--- Start ---
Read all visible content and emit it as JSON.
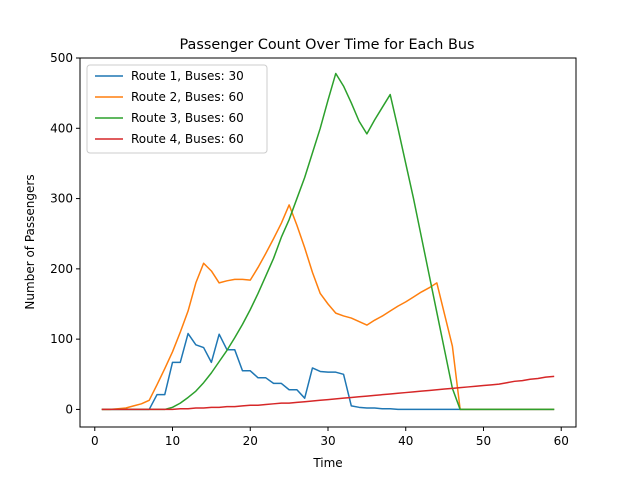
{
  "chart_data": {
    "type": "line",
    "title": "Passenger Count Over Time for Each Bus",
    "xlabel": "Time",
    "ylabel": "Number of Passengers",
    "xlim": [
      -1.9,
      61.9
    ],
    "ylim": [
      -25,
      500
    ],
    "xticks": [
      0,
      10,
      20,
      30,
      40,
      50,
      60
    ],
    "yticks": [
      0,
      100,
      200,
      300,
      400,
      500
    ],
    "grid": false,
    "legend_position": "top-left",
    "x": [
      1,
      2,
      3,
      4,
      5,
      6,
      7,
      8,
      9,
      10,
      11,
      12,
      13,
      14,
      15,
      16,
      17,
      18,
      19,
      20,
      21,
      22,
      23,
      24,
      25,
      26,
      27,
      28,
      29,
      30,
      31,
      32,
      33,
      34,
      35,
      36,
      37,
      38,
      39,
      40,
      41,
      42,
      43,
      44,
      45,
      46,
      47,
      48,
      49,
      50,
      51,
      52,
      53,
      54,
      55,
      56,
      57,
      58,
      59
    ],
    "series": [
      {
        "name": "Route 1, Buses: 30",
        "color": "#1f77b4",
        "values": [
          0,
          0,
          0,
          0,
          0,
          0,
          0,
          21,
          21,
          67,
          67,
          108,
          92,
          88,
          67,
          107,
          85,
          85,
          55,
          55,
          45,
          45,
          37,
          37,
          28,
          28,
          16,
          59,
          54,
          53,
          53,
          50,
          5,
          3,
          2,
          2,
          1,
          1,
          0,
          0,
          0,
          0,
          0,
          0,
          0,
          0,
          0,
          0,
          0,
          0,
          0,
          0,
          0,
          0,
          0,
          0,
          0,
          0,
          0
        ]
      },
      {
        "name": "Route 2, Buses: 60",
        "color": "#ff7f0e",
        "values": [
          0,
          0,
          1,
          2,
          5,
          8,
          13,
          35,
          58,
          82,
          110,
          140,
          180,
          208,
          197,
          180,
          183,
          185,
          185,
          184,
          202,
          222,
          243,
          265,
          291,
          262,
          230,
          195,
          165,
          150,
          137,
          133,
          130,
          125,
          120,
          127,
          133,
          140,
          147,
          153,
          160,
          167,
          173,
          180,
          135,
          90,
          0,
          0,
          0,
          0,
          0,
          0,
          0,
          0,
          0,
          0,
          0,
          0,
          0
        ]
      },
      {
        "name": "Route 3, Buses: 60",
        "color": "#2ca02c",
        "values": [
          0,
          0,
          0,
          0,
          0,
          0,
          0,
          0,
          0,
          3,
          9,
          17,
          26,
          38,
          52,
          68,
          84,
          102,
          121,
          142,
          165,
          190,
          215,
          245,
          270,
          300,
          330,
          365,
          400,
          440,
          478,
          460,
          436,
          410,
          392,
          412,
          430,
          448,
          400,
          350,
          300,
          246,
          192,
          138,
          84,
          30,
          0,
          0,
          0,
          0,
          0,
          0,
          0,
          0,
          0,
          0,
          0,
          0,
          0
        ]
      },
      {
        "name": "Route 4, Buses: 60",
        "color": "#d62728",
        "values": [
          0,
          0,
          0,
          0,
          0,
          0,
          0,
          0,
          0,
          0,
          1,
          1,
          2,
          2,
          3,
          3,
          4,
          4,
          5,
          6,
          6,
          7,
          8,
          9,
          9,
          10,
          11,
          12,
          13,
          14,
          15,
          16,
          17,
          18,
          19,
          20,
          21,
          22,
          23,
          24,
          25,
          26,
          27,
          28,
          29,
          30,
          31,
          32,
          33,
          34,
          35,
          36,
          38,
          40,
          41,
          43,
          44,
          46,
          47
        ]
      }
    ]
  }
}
--- End ---
--- Start ---
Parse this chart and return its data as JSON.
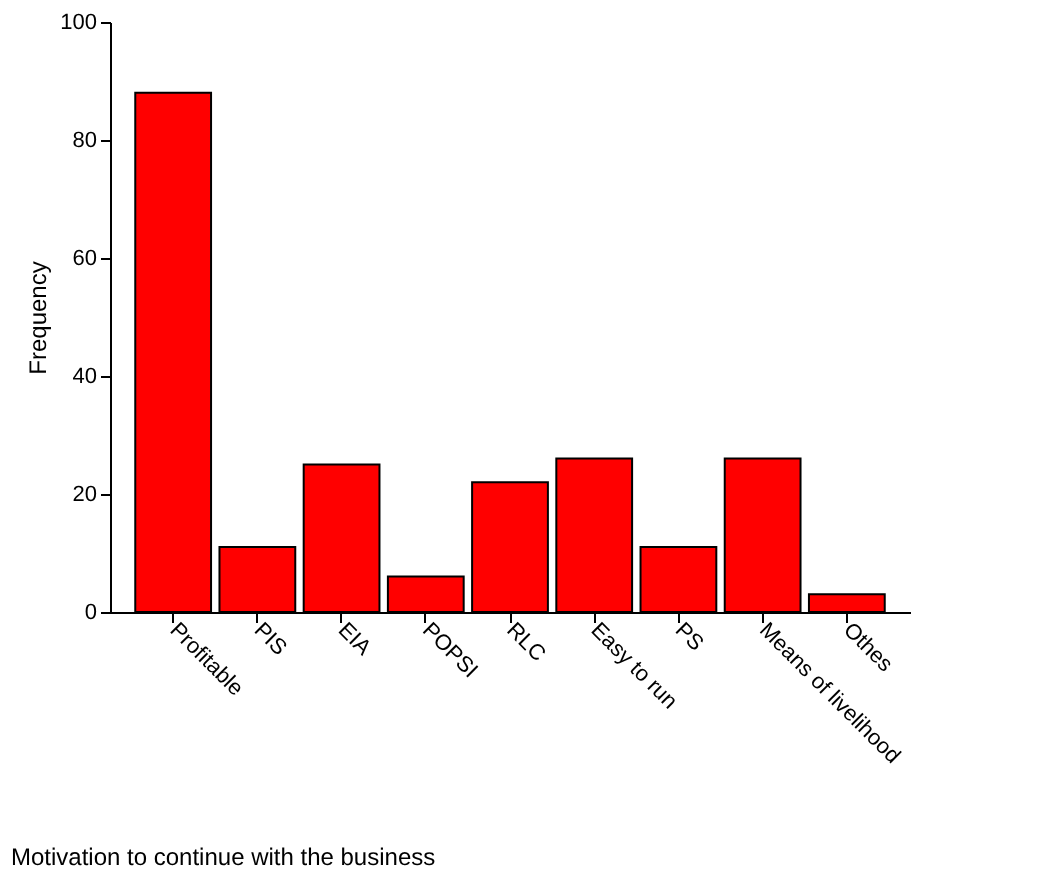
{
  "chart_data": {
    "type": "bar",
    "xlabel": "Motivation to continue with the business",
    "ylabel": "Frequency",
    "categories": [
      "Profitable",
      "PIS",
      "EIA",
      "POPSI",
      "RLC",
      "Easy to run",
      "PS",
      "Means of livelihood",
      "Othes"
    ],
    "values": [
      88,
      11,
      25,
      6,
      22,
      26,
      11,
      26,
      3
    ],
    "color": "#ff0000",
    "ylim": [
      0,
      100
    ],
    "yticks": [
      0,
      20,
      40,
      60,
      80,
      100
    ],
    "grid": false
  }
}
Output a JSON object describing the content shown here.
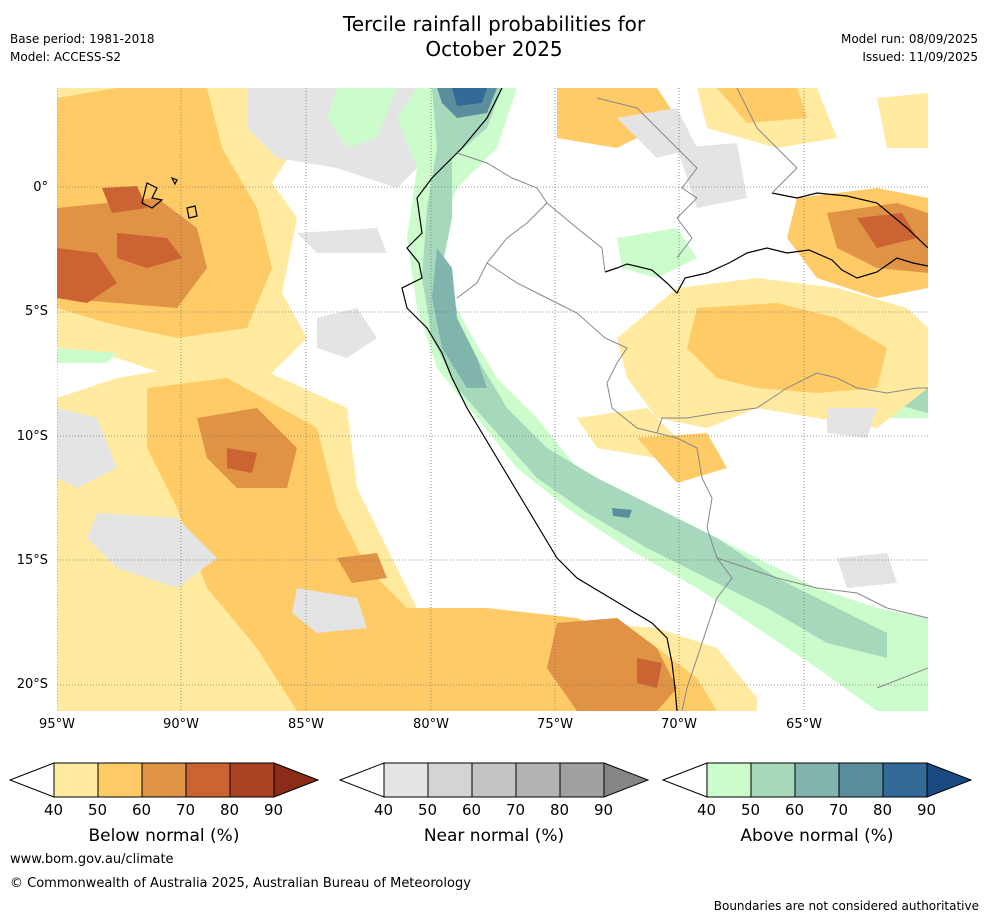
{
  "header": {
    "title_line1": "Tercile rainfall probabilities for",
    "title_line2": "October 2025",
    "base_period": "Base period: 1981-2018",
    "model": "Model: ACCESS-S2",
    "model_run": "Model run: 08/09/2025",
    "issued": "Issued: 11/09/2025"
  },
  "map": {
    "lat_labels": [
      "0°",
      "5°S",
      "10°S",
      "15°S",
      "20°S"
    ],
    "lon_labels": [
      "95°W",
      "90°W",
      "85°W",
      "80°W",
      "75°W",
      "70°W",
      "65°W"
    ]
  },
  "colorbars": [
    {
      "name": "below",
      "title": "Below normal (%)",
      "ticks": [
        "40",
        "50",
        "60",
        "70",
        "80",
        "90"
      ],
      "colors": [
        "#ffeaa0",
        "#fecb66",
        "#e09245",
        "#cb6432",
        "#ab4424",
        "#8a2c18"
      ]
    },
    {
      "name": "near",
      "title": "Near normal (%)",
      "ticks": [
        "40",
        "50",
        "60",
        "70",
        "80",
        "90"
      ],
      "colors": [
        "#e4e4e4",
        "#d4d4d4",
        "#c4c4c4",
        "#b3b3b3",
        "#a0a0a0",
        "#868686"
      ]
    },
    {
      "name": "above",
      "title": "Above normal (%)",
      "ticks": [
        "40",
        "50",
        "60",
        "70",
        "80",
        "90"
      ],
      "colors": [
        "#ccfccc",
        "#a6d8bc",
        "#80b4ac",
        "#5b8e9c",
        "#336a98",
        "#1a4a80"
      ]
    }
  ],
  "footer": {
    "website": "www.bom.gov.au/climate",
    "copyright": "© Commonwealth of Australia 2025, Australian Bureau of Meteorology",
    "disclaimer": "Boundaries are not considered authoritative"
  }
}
--- End ---
--- Start ---
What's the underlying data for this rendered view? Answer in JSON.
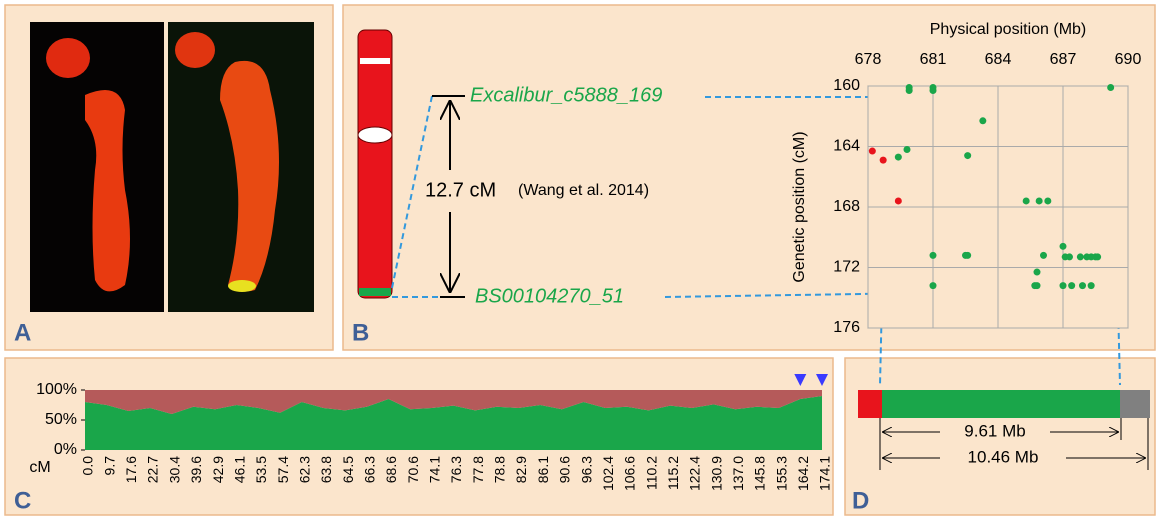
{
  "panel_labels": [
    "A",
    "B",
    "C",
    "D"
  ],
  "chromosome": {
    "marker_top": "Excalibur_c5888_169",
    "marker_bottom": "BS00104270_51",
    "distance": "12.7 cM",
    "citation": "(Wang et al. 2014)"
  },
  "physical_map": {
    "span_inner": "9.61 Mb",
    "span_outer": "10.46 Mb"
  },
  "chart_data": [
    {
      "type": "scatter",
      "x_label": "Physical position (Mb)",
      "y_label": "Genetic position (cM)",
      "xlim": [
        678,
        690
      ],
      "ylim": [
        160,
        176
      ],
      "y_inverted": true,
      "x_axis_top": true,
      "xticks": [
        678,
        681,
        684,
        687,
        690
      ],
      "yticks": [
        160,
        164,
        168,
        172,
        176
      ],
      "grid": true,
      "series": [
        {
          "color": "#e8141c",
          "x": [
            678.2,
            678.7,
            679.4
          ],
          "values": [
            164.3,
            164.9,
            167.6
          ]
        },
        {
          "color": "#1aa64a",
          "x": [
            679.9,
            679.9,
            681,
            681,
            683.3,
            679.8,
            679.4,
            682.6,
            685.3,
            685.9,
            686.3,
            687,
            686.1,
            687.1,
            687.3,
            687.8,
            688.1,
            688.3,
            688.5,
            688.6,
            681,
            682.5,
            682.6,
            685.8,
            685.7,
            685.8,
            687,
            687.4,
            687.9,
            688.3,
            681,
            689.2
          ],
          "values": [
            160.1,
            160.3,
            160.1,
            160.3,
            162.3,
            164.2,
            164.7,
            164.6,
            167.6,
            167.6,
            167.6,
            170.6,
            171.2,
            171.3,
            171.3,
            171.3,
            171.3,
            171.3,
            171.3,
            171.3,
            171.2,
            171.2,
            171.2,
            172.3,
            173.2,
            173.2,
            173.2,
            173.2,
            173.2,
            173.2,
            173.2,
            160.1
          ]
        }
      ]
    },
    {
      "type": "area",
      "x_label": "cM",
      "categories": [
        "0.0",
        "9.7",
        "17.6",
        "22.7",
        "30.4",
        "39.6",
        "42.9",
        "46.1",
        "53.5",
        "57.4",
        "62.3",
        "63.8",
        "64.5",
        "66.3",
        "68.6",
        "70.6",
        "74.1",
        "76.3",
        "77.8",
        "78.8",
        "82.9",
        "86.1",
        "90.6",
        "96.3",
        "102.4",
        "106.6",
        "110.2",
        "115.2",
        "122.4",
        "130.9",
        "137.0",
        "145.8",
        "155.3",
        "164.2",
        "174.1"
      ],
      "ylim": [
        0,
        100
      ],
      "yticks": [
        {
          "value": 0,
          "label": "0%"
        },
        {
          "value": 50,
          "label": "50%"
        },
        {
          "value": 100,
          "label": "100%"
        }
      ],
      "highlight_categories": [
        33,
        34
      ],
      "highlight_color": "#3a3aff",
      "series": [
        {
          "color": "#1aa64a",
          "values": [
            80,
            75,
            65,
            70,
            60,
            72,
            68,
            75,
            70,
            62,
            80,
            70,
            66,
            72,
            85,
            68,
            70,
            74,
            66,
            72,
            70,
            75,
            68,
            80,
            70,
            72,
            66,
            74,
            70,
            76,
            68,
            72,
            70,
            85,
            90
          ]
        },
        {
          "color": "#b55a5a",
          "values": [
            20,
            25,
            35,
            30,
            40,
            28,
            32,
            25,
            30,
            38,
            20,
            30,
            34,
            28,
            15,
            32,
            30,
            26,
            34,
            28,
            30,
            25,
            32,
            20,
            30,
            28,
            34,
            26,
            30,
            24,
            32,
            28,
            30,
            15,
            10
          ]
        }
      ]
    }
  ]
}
--- End ---
In the listing, find every line containing the word "content" and list it.

Read all visible content and emit it as JSON.
Output a JSON object describing the content shown here.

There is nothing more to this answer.